Records that describe figures:
·····

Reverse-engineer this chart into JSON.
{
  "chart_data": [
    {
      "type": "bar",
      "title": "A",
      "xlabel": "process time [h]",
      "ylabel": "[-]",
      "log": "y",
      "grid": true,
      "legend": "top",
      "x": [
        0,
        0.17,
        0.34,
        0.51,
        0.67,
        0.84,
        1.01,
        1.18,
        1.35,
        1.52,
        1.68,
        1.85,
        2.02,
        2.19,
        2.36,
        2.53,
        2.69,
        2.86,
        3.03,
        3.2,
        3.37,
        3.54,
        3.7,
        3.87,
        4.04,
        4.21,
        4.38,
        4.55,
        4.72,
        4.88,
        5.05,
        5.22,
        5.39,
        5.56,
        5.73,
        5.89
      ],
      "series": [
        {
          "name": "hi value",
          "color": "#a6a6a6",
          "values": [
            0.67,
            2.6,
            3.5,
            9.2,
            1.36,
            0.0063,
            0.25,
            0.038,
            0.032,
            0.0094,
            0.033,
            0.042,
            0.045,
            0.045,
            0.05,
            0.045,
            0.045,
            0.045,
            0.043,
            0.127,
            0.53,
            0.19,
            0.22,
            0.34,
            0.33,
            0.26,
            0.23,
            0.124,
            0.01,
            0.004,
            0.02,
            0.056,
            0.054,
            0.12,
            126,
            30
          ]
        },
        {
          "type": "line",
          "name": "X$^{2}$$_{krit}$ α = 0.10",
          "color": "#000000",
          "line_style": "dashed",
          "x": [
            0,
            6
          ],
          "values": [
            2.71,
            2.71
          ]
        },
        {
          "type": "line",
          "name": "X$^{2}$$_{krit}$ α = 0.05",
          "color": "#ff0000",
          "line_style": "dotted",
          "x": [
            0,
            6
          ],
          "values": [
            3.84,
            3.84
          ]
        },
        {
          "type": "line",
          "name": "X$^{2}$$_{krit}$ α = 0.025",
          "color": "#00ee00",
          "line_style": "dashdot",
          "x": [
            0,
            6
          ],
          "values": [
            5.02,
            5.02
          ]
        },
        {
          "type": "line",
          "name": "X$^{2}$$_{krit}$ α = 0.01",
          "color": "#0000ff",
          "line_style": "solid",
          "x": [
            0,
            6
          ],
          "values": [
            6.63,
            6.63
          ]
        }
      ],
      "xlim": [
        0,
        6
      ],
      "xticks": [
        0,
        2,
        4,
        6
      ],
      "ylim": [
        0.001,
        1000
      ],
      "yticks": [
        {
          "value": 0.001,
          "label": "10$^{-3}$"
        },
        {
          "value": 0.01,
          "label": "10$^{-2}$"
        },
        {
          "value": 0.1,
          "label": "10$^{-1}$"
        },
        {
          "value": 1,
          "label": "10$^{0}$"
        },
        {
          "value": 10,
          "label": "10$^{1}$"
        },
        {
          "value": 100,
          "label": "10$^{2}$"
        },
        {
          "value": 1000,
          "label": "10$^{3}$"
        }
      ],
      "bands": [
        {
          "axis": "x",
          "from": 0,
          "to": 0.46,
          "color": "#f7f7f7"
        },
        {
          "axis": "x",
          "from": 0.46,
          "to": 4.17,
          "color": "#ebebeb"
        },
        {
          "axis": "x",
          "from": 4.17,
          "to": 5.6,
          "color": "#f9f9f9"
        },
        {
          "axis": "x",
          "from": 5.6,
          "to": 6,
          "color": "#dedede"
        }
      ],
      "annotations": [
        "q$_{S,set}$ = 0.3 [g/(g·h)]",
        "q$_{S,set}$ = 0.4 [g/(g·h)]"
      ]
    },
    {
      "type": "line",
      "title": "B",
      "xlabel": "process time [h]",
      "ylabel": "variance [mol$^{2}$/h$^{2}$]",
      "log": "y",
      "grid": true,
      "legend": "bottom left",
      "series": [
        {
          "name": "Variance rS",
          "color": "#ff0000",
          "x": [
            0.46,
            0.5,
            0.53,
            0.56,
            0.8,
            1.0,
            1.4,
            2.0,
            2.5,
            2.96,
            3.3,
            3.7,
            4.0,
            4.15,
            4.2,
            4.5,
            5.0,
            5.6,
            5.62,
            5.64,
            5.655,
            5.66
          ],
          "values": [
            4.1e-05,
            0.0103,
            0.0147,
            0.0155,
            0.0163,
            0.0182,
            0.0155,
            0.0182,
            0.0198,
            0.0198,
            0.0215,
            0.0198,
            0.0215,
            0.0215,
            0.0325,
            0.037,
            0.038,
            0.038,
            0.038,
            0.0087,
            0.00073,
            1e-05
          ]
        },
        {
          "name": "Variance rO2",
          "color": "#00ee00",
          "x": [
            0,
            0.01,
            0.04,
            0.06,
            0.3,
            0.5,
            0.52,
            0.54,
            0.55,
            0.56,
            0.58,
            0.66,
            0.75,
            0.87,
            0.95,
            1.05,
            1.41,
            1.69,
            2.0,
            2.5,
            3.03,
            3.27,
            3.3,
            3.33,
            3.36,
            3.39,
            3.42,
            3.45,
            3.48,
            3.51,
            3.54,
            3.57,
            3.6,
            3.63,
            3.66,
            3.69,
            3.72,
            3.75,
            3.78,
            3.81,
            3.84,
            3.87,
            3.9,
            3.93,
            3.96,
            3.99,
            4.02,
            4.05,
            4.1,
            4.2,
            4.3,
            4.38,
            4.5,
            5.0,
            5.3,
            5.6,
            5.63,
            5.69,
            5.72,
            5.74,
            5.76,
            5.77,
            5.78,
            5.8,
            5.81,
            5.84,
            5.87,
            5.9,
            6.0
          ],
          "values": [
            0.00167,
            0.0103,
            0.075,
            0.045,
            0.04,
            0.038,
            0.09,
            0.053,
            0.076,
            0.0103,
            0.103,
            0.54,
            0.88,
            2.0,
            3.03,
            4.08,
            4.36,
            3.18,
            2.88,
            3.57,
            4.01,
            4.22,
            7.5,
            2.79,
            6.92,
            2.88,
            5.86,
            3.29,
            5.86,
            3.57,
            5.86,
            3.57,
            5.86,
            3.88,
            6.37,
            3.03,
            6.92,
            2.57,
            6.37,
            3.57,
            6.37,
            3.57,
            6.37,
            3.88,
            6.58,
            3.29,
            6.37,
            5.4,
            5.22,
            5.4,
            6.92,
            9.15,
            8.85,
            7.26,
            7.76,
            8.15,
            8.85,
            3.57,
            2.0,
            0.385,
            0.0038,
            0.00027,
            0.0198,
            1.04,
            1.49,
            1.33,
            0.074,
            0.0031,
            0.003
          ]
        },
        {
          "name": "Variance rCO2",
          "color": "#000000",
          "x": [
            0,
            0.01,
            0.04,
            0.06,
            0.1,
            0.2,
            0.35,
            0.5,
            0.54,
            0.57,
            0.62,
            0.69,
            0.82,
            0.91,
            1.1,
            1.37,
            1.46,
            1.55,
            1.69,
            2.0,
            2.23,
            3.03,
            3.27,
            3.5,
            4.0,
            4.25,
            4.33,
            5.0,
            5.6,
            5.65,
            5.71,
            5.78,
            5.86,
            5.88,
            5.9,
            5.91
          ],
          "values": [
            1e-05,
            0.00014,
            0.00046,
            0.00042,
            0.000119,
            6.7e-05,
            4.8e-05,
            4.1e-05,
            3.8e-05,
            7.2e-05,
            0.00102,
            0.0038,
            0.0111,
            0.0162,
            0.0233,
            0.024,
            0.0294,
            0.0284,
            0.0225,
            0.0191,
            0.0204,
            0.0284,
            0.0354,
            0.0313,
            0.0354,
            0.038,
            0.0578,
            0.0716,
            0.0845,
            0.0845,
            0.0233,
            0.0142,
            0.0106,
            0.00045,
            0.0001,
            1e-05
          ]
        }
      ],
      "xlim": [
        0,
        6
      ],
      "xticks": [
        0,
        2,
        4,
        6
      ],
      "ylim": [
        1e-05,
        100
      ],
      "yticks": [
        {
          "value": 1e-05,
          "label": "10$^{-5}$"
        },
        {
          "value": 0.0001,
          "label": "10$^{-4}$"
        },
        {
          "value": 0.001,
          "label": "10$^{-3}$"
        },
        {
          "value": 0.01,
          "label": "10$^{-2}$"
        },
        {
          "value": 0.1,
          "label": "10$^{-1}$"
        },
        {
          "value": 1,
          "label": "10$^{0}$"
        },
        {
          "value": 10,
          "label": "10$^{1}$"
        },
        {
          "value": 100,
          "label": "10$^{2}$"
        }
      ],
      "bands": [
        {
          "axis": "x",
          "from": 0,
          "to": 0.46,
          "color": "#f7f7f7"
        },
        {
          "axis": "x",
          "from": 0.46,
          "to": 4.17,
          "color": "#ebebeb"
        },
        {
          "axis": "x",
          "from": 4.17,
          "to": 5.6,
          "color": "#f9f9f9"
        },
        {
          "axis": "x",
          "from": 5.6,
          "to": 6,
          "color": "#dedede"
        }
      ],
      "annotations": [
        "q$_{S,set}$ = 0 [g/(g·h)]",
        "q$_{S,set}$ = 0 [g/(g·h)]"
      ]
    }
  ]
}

·····

## What to do
Identify and copy the lines holding the word "name".

## Written response
          "name": "hi value",
          "name": "X$^{2}$$_{krit}$ α = 0.10",
          "name": "X$^{2}$$_{krit}$ α = 0.05",
          "name": "X$^{2}$$_{krit}$ α = 0.025",
          "name": "X$^{2}$$_{krit}$ α = 0.01",
          "name": "Variance rS",
          "name": "Variance rO2",
          "name": "Variance rCO2",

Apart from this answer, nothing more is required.